TASK TO CARRY OUT → Leave out the images; return the rest of the data exactly.
______________________________
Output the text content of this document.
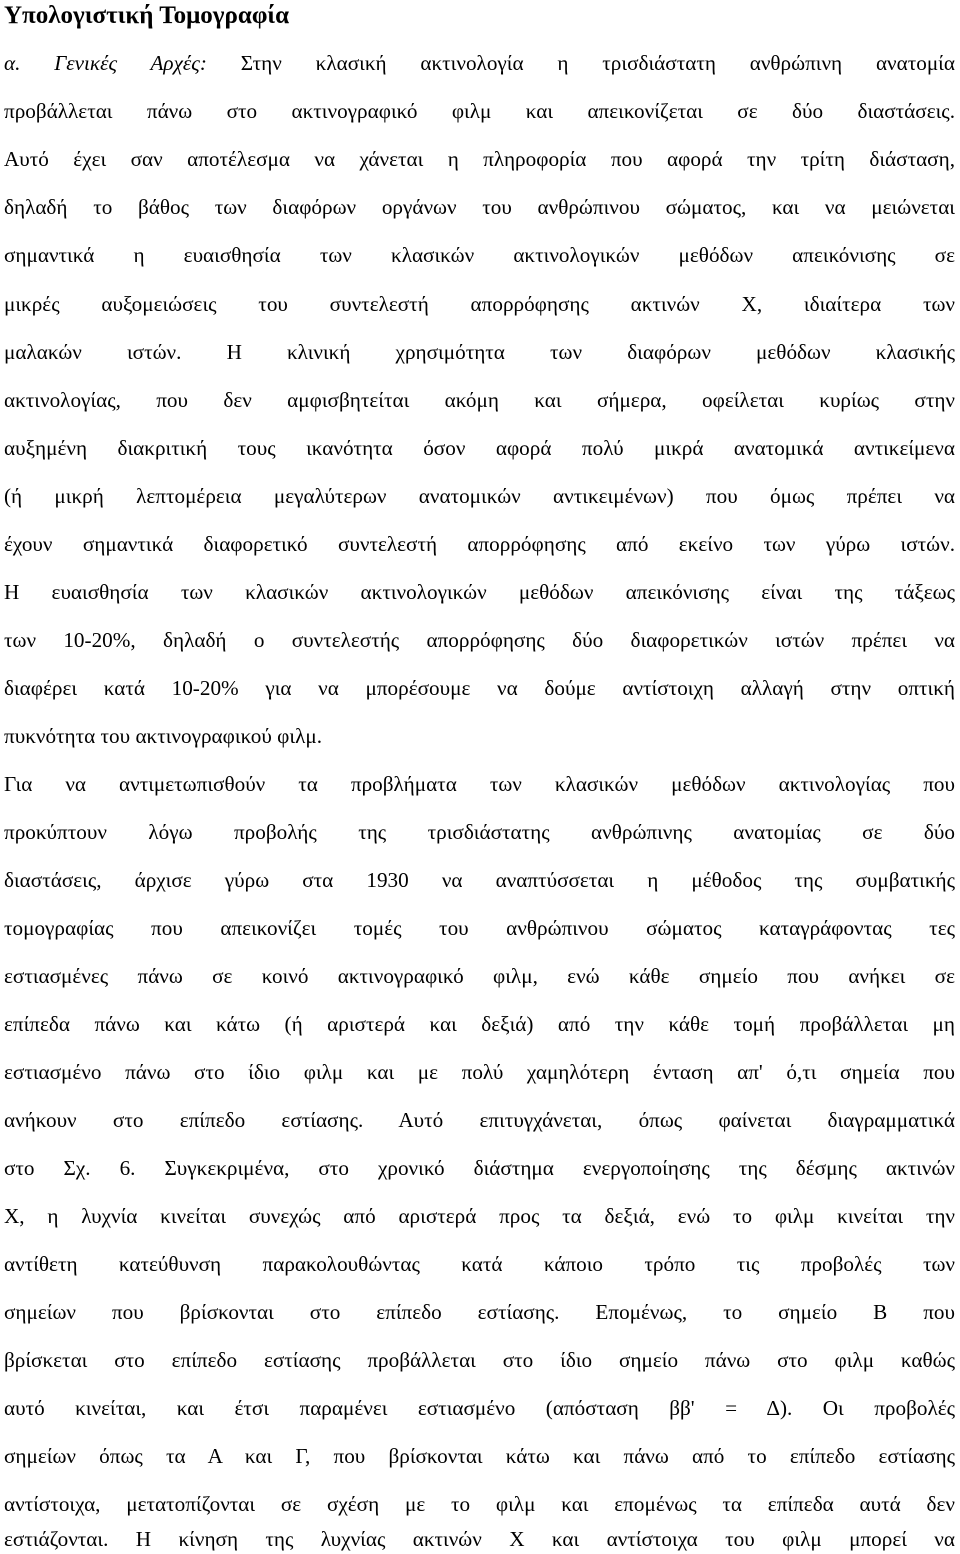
Υπολογιστική Τομογραφία
α. Γενικές Αρχές: Στην κλασική ακτινολογία η τρισδιάστατη ανθρώπινη ανατομία
προβάλλεται πάνω στο ακτινογραφικό φιλμ και απεικονίζεται σε δύο διαστάσεις.
Αυτό έχει σαν αποτέλεσμα να χάνεται η πληροφορία που αφορά την τρίτη διάσταση,
δηλαδή το βάθος των διαφόρων οργάνων του ανθρώπινου σώματος, και να μειώνεται
σημαντικά η ευαισθησία των κλασικών ακτινολογικών μεθόδων απεικόνισης σε
μικρές αυξομειώσεις του συντελεστή απορρόφησης ακτινών Χ, ιδιαίτερα των
μαλακών ιστών. Η κλινική χρησιμότητα των διαφόρων μεθόδων κλασικής
ακτινολογίας, που δεν αμφισβητείται ακόμη και σήμερα, οφείλεται κυρίως στην
αυξημένη διακριτική τους ικανότητα όσον αφορά πολύ μικρά ανατομικά αντικείμενα
(ή μικρή λεπτομέρεια μεγαλύτερων ανατομικών αντικειμένων) που όμως πρέπει να
έχουν σημαντικά διαφορετικό συντελεστή απορρόφησης από εκείνο των γύρω ιστών.
Η ευαισθησία των κλασικών ακτινολογικών μεθόδων απεικόνισης είναι της τάξεως
των 10-20%, δηλαδή ο συντελεστής απορρόφησης δύο διαφορετικών ιστών πρέπει να
διαφέρει κατά 10-20% για να μπορέσουμε να δούμε αντίστοιχη αλλαγή στην οπτική
πυκνότητα του ακτινογραφικού φιλμ.
Για να αντιμετωπισθούν τα προβλήματα των κλασικών μεθόδων ακτινολογίας που
προκύπτουν λόγω προβολής της τρισδιάστατης ανθρώπινης ανατομίας σε δύο
διαστάσεις, άρχισε γύρω στα 1930 να αναπτύσσεται η μέθοδος της συμβατικής
τομογραφίας που απεικονίζει τομές του ανθρώπινου σώματος καταγράφοντας τες
εστιασμένες πάνω σε κοινό ακτινογραφικό φιλμ, ενώ κάθε σημείο που ανήκει σε
επίπεδα πάνω και κάτω (ή αριστερά και δεξιά) από την κάθε τομή προβάλλεται μη
εστιασμένο πάνω στο ίδιο φιλμ και με πολύ χαμηλότερη ένταση απ' ό,τι σημεία που
ανήκουν στο επίπεδο εστίασης. Αυτό επιτυγχάνεται, όπως φαίνεται διαγραμματικά
στο Σχ. 6. Συγκεκριμένα, στο χρονικό διάστημα ενεργοποίησης της δέσμης ακτινών
Χ, η λυχνία κινείται συνεχώς από αριστερά προς τα δεξιά, ενώ το φιλμ κινείται την
αντίθετη κατεύθυνση παρακολουθώντας κατά κάποιο τρόπο τις προβολές των
σημείων που βρίσκονται στο επίπεδο εστίασης. Επομένως, το σημείο Β που
βρίσκεται στο επίπεδο εστίασης προβάλλεται στο ίδιο σημείο πάνω στο φιλμ καθώς
αυτό κινείται, και έτσι παραμένει εστιασμένο (απόσταση ββ' = Δ). Οι προβολές
σημείων όπως τα Α και Γ, που βρίσκονται κάτω και πάνω από το επίπεδο εστίασης
αντίστοιχα, μετατοπίζονται σε σχέση με το φιλμ και επομένως τα επίπεδα αυτά δεν
εστιάζονται. Η κίνηση της λυχνίας ακτινών Χ και αντίστοιχα του φιλμ μπορεί να
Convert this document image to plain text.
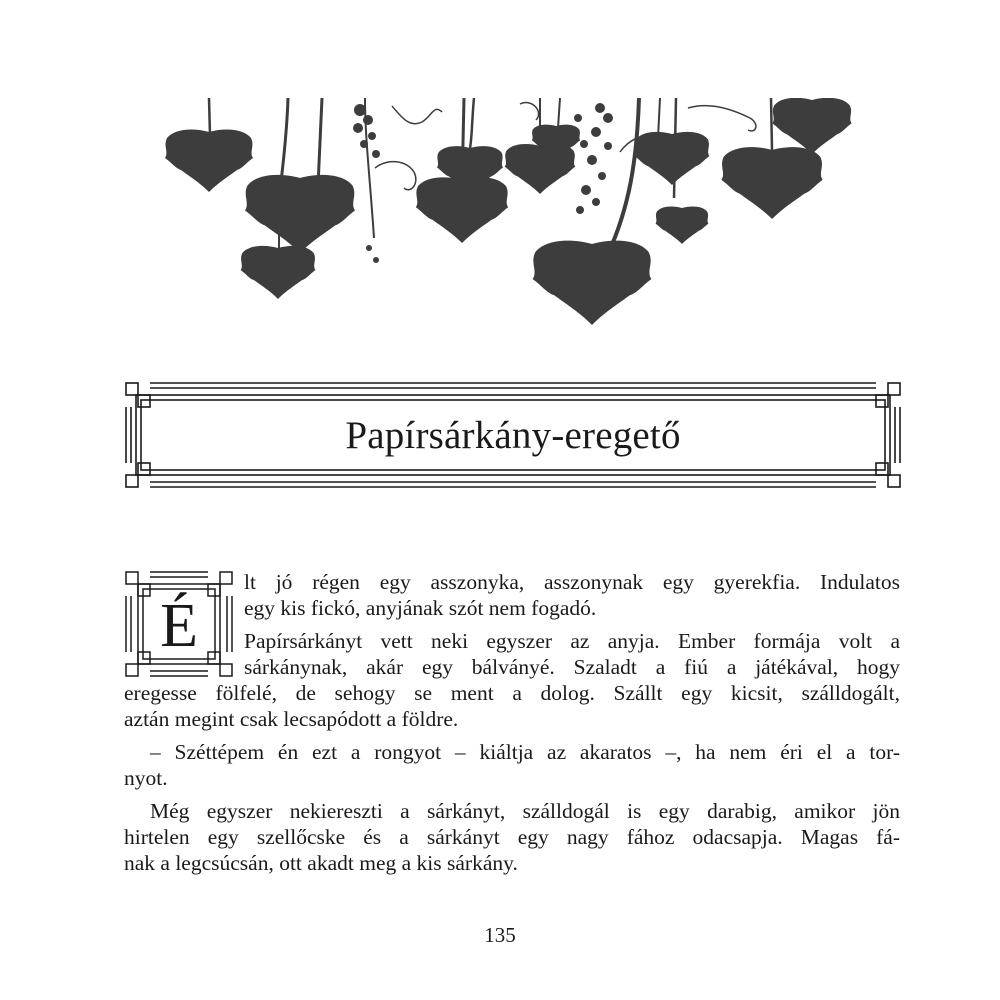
Papírsárkány-eregető
É
lt jó régen egy asszonyka, asszonynak egy gyerekfia. Indulatos
egy kis fickó, anyjának szót nem fogadó.
Papírsárkányt vett neki egyszer az anyja. Ember formája volt a
sárkánynak, akár egy bálványé. Szaladt a fiú a játékával, hogy
eregesse fölfelé, de sehogy se ment a dolog. Szállt egy kicsit, szálldogált,
aztán megint csak lecsapódott a földre.
– Széttépem én ezt a rongyot – kiáltja az akaratos –, ha nem éri el a tor-
nyot.
Még egyszer nekiereszti a sárkányt, szálldogál is egy darabig, amikor jön
hirtelen egy szellőcske és a sárkányt egy nagy fához odacsapja. Magas fá-
nak a legcsúcsán, ott akadt meg a kis sárkány.
135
______________________________
ANSWER FOR THE TASK →
Output the text content of this document.
Υπολογιστική Τομογραφία
α. Γενικές Αρχές: Στην κλασική ακτινολογία η τρισδιάστατη ανθρώπινη ανατομία
προβάλλεται πάνω στο ακτινογραφικό φιλμ και απεικονίζεται σε δύο διαστάσεις.
Αυτό έχει σαν αποτέλεσμα να χάνεται η πληροφορία που αφορά την τρίτη διάσταση,
δηλαδή το βάθος των διαφόρων οργάνων του ανθρώπινου σώματος, και να μειώνεται
σημαντικά η ευαισθησία των κλασικών ακτινολογικών μεθόδων απεικόνισης σε
μικρές αυξομειώσεις του συντελεστή απορρόφησης ακτινών Χ, ιδιαίτερα των
μαλακών ιστών. Η κλινική χρησιμότητα των διαφόρων μεθόδων κλασικής
ακτινολογίας, που δεν αμφισβητείται ακόμη και σήμερα, οφείλεται κυρίως στην
αυξημένη διακριτική τους ικανότητα όσον αφορά πολύ μικρά ανατομικά αντικείμενα
(ή μικρή λεπτομέρεια μεγαλύτερων ανατομικών αντικειμένων) που όμως πρέπει να
έχουν σημαντικά διαφορετικό συντελεστή απορρόφησης από εκείνο των γύρω ιστών.
Η ευαισθησία των κλασικών ακτινολογικών μεθόδων απεικόνισης είναι της τάξεως
των 10-20%, δηλαδή ο συντελεστής απορρόφησης δύο διαφορετικών ιστών πρέπει να
διαφέρει κατά 10-20% για να μπορέσουμε να δούμε αντίστοιχη αλλαγή στην οπτική
πυκνότητα του ακτινογραφικού φιλμ.
Για να αντιμετωπισθούν τα προβλήματα των κλασικών μεθόδων ακτινολογίας που
προκύπτουν λόγω προβολής της τρισδιάστατης ανθρώπινης ανατομίας σε δύο
διαστάσεις, άρχισε γύρω στα 1930 να αναπτύσσεται η μέθοδος της συμβατικής
τομογραφίας που απεικονίζει τομές του ανθρώπινου σώματος καταγράφοντας τες
εστιασμένες πάνω σε κοινό ακτινογραφικό φιλμ, ενώ κάθε σημείο που ανήκει σε
επίπεδα πάνω και κάτω (ή αριστερά και δεξιά) από την κάθε τομή προβάλλεται μη
εστιασμένο πάνω στο ίδιο φιλμ και με πολύ χαμηλότερη ένταση απ' ό,τι σημεία που
ανήκουν στο επίπεδο εστίασης. Αυτό επιτυγχάνεται, όπως φαίνεται διαγραμματικά
στο Σχ. 6. Συγκεκριμένα, στο χρονικό διάστημα ενεργοποίησης της δέσμης ακτινών
Χ, η λυχνία κινείται συνεχώς από αριστερά προς τα δεξιά, ενώ το φιλμ κινείται την
αντίθετη κατεύθυνση παρακολουθώντας κατά κάποιο τρόπο τις προβολές των
σημείων που βρίσκονται στο επίπεδο εστίασης. Επομένως, το σημείο Β που
βρίσκεται στο επίπεδο εστίασης προβάλλεται στο ίδιο σημείο πάνω στο φιλμ καθώς
αυτό κινείται, και έτσι παραμένει εστιασμένο (απόσταση ββ' = Δ). Οι προβολές
σημείων όπως τα Α και Γ, που βρίσκονται κάτω και πάνω από το επίπεδο εστίασης
αντίστοιχα, μετατοπίζονται σε σχέση με το φιλμ και επομένως τα επίπεδα αυτά δεν
εστιάζονται. Η κίνηση της λυχνίας ακτινών Χ και αντίστοιχα του φιλμ μπορεί να
Convert this document image to plain text.
Papírsárkány-eregető
É
lt jó régen egy asszonyka, asszonynak egy gyerekfia. Indulatos
egy kis fickó, anyjának szót nem fogadó.
Papírsárkányt vett neki egyszer az anyja. Ember formája volt a
sárkánynak, akár egy bálványé. Szaladt a fiú a játékával, hogy
eregesse fölfelé, de sehogy se ment a dolog. Szállt egy kicsit, szálldogált,
aztán megint csak lecsapódott a földre.
– Széttépem én ezt a rongyot – kiáltja az akaratos –, ha nem éri el a tor-
nyot.
Még egyszer nekiereszti a sárkányt, szálldogál is egy darabig, amikor jön
hirtelen egy szellőcske és a sárkányt egy nagy fához odacsapja. Magas fá-
nak a legcsúcsán, ott akadt meg a kis sárkány.
135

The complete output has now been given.